SUPPLIED INFORMATION:
[Start]

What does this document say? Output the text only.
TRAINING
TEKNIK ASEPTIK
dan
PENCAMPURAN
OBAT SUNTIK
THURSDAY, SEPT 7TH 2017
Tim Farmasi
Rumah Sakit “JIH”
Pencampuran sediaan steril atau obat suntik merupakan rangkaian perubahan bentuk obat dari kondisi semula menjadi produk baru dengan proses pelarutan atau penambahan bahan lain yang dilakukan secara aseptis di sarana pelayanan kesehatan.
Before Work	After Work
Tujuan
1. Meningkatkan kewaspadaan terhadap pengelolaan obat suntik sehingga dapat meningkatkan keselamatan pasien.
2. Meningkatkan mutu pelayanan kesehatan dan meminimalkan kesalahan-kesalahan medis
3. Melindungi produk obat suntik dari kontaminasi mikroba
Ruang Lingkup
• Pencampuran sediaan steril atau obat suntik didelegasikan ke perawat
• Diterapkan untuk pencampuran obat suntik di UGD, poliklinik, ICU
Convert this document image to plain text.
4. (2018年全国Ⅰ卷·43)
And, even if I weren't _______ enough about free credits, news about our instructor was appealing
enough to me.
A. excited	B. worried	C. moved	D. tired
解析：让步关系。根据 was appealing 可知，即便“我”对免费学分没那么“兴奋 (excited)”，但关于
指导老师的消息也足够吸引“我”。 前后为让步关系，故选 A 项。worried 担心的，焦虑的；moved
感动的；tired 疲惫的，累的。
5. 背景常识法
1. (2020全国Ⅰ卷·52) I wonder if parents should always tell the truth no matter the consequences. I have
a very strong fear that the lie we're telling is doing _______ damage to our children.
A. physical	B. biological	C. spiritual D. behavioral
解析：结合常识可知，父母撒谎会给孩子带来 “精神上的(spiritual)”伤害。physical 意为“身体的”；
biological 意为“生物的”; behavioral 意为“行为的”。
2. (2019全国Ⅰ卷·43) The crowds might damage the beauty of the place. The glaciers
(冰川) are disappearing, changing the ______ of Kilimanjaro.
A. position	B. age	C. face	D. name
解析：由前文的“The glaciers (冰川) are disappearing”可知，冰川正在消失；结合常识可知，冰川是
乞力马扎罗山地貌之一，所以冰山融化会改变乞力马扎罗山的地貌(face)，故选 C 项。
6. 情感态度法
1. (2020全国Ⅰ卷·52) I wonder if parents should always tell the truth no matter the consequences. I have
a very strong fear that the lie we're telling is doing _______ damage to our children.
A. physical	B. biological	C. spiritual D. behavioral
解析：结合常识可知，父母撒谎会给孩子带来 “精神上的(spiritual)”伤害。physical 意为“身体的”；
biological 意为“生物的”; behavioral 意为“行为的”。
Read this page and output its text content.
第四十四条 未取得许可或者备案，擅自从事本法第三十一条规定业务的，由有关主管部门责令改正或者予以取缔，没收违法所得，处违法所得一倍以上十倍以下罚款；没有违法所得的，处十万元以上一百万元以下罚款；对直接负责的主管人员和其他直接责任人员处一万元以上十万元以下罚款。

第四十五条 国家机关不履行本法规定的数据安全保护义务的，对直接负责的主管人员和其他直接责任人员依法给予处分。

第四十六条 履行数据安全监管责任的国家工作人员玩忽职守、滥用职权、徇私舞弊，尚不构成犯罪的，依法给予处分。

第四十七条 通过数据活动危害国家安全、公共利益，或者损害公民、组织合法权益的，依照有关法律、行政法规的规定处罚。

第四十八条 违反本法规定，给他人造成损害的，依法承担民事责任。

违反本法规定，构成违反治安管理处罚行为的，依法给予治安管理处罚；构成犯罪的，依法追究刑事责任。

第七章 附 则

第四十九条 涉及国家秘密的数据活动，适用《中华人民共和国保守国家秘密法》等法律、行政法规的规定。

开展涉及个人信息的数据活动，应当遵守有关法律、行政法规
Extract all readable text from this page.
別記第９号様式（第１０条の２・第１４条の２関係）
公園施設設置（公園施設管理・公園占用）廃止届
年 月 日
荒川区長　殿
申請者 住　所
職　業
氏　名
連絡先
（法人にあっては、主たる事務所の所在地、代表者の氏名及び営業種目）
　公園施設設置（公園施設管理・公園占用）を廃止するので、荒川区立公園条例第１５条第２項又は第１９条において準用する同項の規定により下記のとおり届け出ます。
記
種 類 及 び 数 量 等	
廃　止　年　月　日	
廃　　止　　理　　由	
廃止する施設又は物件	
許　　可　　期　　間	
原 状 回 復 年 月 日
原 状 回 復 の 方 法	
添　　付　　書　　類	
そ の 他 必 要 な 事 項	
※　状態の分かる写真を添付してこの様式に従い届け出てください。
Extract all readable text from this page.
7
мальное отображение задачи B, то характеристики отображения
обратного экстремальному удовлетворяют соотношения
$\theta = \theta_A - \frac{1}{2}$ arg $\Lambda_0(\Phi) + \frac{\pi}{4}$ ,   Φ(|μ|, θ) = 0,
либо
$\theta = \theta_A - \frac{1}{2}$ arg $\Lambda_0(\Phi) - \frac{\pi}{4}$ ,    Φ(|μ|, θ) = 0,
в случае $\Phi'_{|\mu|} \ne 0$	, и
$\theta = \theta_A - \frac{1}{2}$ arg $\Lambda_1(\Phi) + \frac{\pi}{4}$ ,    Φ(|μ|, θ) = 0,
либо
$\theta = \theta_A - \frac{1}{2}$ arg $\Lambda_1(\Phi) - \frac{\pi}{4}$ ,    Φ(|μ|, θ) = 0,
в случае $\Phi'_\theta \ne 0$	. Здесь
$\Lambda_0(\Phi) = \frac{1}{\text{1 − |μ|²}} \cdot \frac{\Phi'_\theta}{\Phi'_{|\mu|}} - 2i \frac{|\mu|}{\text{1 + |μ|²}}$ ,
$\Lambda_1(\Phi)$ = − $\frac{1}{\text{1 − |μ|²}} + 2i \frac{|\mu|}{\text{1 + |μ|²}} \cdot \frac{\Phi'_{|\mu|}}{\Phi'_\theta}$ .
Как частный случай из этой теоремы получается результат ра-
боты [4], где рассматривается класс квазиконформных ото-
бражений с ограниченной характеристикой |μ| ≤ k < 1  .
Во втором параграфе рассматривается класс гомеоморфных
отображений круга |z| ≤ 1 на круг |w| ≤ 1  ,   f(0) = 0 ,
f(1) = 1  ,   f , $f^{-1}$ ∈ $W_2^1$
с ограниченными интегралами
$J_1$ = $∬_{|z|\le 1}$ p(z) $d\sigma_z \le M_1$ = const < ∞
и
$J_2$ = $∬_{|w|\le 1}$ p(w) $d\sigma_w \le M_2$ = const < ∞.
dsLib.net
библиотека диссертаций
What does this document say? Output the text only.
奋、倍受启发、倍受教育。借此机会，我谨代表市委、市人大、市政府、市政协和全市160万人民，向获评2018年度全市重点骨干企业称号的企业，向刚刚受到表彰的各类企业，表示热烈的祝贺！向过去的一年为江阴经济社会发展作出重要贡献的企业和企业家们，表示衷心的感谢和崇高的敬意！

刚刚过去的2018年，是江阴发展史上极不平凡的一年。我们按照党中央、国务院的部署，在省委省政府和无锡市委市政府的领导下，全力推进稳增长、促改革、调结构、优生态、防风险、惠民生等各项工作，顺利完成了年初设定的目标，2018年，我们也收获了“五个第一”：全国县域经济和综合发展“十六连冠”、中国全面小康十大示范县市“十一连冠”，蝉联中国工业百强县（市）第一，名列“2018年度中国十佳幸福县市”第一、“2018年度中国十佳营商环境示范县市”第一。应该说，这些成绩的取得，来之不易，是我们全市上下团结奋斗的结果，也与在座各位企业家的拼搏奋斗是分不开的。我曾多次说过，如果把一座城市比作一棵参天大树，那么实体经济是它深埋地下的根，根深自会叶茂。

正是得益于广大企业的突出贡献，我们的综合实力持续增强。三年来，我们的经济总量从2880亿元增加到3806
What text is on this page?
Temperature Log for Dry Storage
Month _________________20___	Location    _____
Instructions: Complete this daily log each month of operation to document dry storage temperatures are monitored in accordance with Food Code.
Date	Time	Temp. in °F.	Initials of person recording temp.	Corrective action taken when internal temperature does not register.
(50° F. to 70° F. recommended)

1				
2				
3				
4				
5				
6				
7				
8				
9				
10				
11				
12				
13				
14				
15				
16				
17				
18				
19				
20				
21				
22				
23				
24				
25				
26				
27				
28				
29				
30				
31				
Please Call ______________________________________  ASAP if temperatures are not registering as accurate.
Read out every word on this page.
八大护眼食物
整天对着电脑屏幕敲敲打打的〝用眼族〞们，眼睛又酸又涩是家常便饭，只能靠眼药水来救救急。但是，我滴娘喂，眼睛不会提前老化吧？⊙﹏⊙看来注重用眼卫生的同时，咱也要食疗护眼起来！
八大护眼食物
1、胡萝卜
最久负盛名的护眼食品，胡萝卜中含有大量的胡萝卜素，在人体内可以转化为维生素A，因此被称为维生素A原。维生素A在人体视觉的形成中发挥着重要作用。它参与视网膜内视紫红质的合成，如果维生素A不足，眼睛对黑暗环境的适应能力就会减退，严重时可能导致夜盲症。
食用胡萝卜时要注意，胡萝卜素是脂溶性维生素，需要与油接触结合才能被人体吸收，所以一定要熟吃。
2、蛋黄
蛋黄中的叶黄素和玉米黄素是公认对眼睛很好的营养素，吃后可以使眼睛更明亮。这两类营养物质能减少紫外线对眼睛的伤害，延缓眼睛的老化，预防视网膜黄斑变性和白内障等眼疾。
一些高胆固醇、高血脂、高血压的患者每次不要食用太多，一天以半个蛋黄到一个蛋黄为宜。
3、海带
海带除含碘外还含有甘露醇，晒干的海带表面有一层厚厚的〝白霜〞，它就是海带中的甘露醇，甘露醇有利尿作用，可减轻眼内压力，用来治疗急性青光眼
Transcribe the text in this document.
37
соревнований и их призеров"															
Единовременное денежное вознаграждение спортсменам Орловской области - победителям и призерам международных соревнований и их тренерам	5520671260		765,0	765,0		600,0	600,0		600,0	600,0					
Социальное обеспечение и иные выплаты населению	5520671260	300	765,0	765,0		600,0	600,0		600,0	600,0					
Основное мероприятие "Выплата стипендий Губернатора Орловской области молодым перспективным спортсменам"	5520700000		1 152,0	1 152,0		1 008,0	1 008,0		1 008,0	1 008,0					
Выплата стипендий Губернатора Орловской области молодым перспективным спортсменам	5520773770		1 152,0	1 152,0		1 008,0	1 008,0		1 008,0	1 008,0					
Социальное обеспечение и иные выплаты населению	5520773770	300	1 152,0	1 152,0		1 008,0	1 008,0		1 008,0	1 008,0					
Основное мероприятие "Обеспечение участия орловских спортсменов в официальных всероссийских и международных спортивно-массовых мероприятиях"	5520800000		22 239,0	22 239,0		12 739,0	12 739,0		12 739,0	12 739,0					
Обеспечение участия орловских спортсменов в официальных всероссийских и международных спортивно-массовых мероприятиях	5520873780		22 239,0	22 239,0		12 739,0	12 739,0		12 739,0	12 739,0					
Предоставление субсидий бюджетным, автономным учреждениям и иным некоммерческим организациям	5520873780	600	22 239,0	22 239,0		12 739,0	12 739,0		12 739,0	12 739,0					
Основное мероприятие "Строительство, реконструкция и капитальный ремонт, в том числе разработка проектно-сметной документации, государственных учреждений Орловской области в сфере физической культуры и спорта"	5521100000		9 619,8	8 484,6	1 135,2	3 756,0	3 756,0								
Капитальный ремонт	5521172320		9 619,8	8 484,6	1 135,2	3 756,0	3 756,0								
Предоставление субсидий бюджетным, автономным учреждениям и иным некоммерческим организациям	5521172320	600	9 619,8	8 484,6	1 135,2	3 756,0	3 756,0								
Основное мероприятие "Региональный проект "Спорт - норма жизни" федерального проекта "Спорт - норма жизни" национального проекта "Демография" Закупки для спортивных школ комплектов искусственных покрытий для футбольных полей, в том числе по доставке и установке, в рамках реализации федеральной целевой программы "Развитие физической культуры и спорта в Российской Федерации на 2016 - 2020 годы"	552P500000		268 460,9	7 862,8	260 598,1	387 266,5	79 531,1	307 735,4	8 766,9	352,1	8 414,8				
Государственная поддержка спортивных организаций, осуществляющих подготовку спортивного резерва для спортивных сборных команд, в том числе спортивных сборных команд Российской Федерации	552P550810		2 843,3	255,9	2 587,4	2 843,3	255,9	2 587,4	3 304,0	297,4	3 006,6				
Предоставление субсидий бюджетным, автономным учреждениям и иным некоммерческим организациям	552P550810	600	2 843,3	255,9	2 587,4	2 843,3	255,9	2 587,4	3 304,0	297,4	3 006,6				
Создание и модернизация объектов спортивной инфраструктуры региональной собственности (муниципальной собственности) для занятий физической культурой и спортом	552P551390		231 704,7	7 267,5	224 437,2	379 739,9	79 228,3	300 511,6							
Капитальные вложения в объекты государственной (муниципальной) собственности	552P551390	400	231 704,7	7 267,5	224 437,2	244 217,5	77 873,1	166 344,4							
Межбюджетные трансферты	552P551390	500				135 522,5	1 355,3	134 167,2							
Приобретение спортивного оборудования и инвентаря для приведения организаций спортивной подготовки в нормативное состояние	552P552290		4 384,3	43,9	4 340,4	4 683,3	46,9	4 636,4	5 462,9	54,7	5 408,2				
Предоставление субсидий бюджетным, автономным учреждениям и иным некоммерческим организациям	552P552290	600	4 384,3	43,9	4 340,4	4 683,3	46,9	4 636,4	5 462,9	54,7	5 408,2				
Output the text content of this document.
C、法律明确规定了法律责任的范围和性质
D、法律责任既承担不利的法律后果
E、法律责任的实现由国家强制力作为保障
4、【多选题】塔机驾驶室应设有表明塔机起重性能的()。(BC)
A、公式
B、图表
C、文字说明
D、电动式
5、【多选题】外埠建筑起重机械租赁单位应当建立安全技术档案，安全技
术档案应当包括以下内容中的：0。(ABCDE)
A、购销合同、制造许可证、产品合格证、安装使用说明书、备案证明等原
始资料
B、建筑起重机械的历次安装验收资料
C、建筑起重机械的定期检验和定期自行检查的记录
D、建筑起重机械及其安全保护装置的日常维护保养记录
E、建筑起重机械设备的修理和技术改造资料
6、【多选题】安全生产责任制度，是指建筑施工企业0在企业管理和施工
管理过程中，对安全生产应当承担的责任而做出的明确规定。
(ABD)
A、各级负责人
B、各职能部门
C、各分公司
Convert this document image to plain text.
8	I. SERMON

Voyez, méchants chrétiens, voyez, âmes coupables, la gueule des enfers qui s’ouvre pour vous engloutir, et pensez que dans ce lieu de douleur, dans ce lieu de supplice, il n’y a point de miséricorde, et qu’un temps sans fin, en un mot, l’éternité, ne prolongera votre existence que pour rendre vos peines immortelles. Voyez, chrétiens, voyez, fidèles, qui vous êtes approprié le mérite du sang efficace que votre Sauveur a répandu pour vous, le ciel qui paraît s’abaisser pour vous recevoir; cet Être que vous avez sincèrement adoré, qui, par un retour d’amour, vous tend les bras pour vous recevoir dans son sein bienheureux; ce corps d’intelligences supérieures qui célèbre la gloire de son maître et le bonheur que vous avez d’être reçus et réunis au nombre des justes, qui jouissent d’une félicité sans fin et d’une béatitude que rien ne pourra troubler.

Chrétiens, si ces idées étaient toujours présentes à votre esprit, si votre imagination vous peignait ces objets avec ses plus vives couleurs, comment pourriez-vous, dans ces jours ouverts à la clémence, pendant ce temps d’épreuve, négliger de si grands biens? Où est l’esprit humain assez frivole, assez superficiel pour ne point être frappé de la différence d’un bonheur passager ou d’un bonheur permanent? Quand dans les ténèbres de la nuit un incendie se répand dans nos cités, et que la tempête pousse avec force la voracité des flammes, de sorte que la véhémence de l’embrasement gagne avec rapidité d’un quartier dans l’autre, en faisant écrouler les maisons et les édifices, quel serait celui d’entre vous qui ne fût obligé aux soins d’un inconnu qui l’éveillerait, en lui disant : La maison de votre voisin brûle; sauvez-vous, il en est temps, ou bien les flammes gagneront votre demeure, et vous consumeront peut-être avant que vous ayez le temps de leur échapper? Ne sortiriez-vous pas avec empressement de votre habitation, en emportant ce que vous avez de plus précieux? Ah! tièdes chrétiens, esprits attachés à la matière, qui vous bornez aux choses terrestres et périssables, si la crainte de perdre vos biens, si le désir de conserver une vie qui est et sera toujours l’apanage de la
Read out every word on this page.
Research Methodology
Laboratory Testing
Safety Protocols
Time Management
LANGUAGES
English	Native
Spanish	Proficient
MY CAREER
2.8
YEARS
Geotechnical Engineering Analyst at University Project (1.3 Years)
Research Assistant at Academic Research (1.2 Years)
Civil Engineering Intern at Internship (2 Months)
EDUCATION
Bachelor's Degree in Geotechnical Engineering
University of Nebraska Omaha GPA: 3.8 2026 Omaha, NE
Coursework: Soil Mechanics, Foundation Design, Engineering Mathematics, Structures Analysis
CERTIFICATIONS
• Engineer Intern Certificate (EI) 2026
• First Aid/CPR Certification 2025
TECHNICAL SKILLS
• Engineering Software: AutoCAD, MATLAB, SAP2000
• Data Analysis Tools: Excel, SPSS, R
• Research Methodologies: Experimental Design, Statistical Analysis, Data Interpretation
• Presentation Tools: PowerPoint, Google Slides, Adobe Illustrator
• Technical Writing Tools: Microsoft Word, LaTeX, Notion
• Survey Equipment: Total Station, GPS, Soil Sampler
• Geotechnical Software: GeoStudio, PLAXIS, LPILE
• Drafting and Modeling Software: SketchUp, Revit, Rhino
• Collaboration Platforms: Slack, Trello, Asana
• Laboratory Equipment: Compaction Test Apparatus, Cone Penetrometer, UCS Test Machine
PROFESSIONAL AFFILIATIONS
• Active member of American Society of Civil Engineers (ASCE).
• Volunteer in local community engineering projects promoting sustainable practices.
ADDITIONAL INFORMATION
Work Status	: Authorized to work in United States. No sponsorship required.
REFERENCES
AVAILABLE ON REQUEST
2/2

[End]

Filter the records, keeping only lines that contain "sediaan", and show those lines.

RESPONSE BELOW:
Pencampuran sediaan steril atau obat suntik merupakan rangkaian perubahan bentuk obat dari kondisi semula menjadi produk baru dengan proses pelarutan atau penambahan bahan lain yang dilakukan secara aseptis di sarana pelayanan kesehatan.
• Pencampuran sediaan steril atau obat suntik didelegasikan ke perawat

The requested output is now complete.